Saved entries
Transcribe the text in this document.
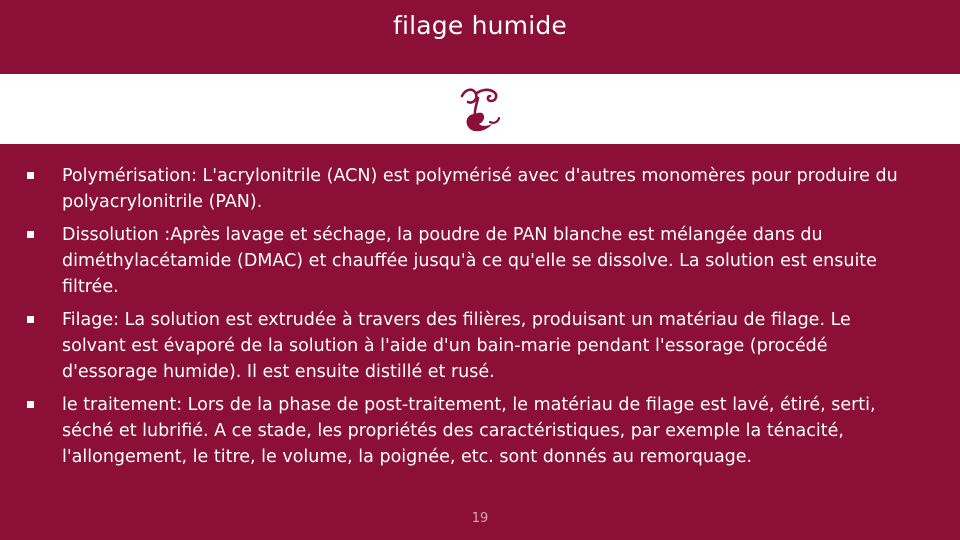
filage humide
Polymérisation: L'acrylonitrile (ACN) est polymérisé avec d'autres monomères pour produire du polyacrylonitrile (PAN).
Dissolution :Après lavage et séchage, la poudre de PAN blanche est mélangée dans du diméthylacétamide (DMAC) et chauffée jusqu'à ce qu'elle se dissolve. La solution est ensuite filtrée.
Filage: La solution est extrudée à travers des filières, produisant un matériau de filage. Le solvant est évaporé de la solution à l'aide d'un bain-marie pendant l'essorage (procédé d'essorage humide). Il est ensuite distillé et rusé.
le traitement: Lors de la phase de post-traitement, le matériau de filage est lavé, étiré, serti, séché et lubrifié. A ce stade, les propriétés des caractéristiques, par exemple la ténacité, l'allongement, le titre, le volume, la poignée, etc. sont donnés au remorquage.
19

---

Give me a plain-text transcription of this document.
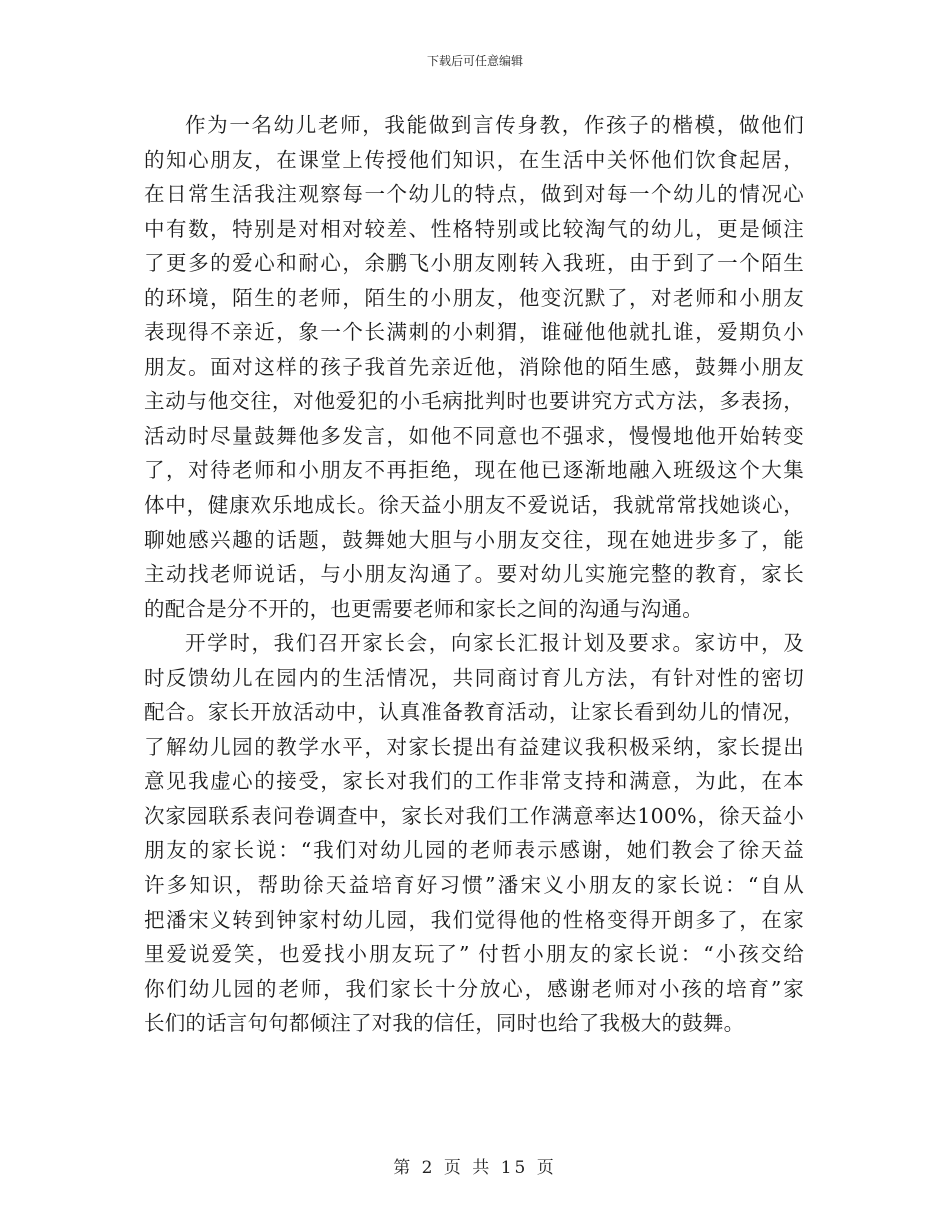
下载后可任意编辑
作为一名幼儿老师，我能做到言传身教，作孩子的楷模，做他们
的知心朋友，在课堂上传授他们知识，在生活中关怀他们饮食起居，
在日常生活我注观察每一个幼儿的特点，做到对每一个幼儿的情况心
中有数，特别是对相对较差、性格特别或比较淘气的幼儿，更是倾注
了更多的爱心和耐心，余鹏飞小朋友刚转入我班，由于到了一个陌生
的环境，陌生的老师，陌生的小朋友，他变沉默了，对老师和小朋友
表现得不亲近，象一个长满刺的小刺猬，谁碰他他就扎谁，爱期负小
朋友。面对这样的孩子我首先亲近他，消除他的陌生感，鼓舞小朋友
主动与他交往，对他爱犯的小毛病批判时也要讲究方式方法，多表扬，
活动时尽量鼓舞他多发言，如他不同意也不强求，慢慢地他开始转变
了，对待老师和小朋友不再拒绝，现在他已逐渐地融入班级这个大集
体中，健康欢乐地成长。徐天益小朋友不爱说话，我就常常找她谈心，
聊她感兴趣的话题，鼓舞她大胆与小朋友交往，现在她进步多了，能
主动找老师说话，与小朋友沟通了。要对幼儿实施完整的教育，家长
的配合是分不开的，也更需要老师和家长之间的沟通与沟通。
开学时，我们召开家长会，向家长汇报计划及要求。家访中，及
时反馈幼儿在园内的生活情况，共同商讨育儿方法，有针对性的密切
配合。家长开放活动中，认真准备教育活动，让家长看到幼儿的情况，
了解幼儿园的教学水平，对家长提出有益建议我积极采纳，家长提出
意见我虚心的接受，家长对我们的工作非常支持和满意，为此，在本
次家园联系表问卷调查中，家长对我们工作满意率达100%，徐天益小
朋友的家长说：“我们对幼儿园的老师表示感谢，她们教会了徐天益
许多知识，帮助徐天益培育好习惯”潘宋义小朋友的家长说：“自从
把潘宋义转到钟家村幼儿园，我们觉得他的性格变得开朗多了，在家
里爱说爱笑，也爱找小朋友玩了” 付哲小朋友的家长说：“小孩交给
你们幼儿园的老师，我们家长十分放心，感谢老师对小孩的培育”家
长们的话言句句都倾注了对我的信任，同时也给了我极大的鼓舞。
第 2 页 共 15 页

Task to carry out
In the listing, find all lines with the string "this" and copy them.

Written answer
Transcribe the text in this document.
Give me a plain-text transcription of this document.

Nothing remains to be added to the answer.